Chart and figure data:
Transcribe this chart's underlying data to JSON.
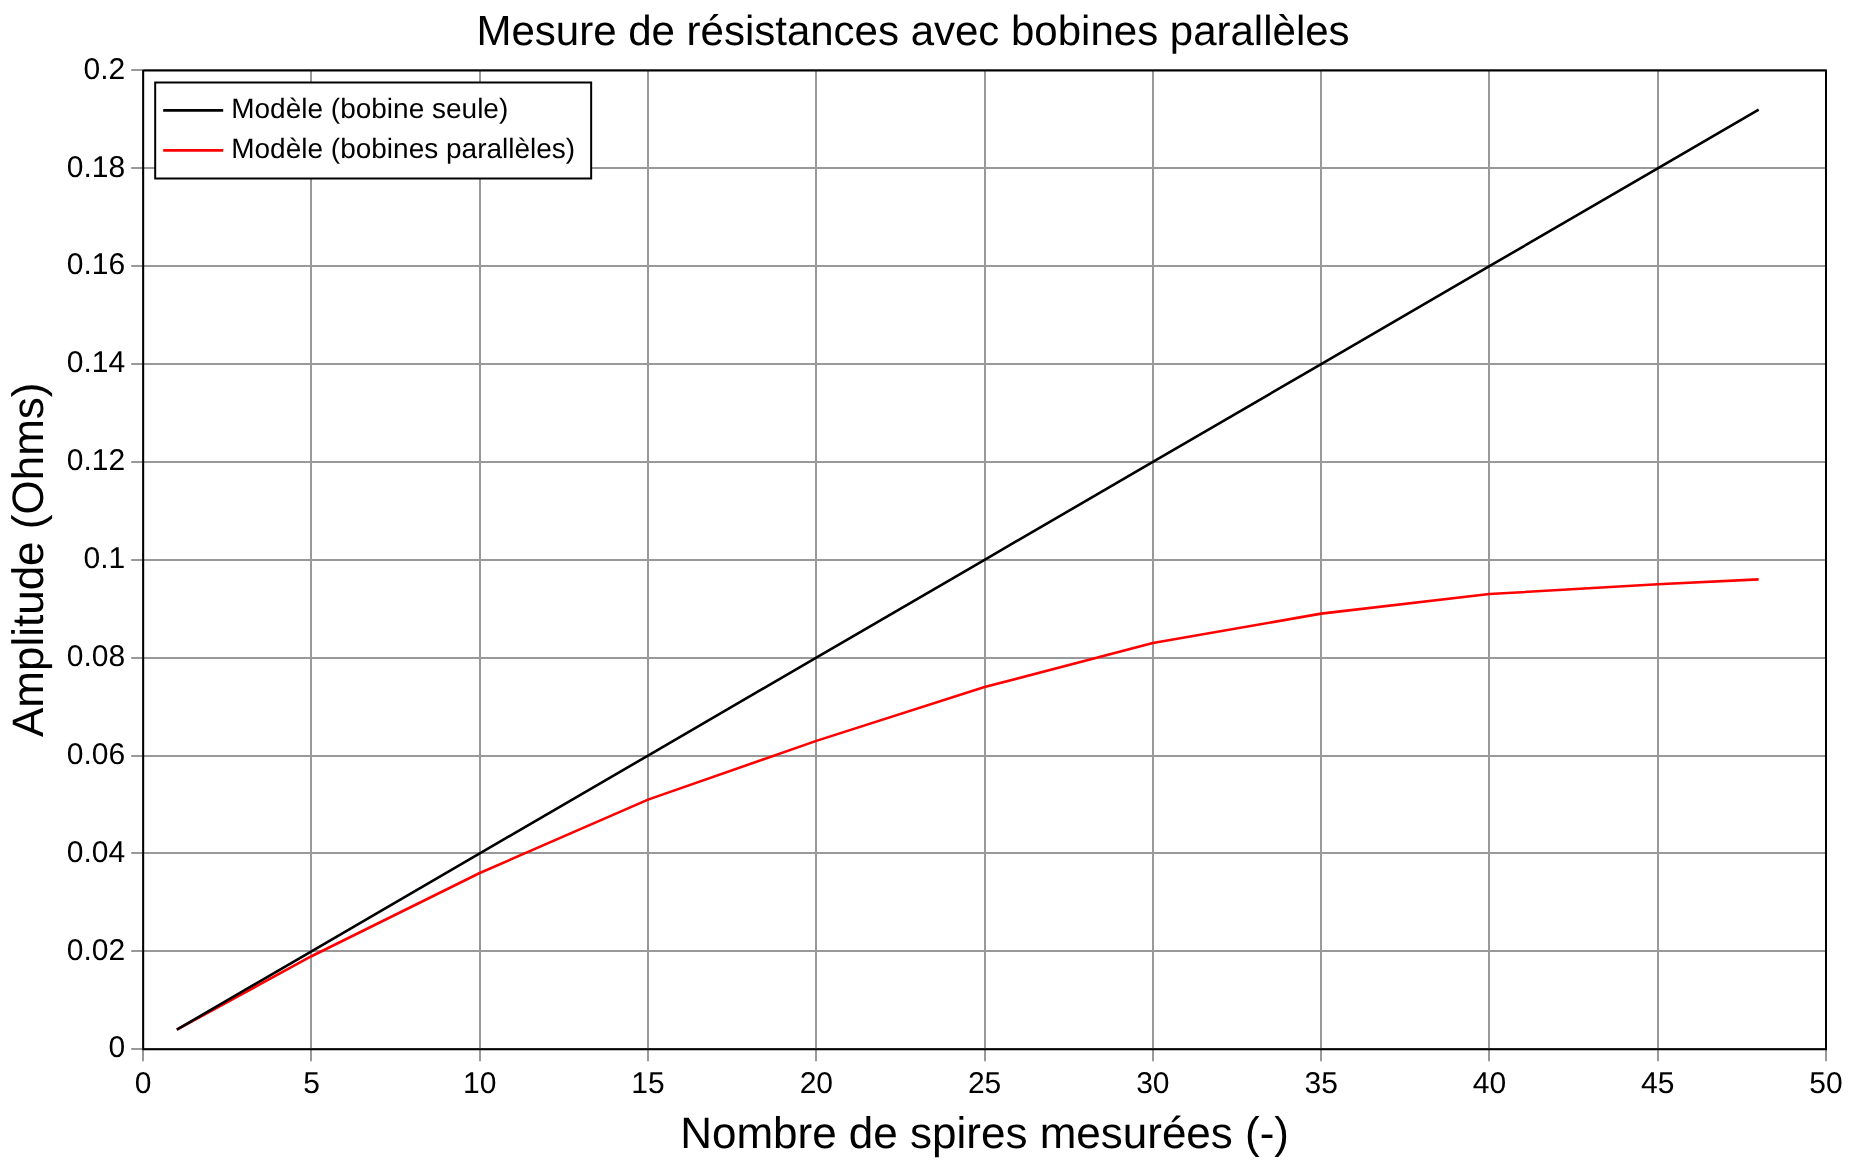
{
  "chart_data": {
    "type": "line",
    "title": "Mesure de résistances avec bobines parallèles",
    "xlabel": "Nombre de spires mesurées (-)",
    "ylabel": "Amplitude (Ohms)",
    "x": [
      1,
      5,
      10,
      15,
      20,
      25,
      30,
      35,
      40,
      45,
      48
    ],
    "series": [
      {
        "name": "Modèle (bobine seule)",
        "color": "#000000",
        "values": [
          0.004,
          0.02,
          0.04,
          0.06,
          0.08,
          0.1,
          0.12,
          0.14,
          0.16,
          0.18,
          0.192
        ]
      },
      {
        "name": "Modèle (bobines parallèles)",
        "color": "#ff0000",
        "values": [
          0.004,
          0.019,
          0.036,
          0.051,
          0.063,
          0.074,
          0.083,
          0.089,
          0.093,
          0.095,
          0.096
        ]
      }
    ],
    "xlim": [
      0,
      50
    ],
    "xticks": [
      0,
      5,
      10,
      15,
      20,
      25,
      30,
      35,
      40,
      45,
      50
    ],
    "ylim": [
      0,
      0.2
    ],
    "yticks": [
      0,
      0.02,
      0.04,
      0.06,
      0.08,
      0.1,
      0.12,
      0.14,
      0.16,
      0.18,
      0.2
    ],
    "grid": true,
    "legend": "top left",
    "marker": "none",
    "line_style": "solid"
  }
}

**Objective**
Every line above should be repeated exactly; pictures stay out of the copy.

**Correct answer**
Transcribe this chart's underlying data to JSON.
{
  "chart_data": {
    "type": "line",
    "title": "Mesure de résistances avec bobines parallèles",
    "xlabel": "Nombre de spires mesurées (-)",
    "ylabel": "Amplitude (Ohms)",
    "x": [
      1,
      5,
      10,
      15,
      20,
      25,
      30,
      35,
      40,
      45,
      48
    ],
    "series": [
      {
        "name": "Modèle (bobine seule)",
        "color": "#000000",
        "values": [
          0.004,
          0.02,
          0.04,
          0.06,
          0.08,
          0.1,
          0.12,
          0.14,
          0.16,
          0.18,
          0.192
        ]
      },
      {
        "name": "Modèle (bobines parallèles)",
        "color": "#ff0000",
        "values": [
          0.004,
          0.019,
          0.036,
          0.051,
          0.063,
          0.074,
          0.083,
          0.089,
          0.093,
          0.095,
          0.096
        ]
      }
    ],
    "xlim": [
      0,
      50
    ],
    "xticks": [
      0,
      5,
      10,
      15,
      20,
      25,
      30,
      35,
      40,
      45,
      50
    ],
    "ylim": [
      0,
      0.2
    ],
    "yticks": [
      0,
      0.02,
      0.04,
      0.06,
      0.08,
      0.1,
      0.12,
      0.14,
      0.16,
      0.18,
      0.2
    ],
    "grid": true,
    "legend": "top left",
    "marker": "none",
    "line_style": "solid"
  }
}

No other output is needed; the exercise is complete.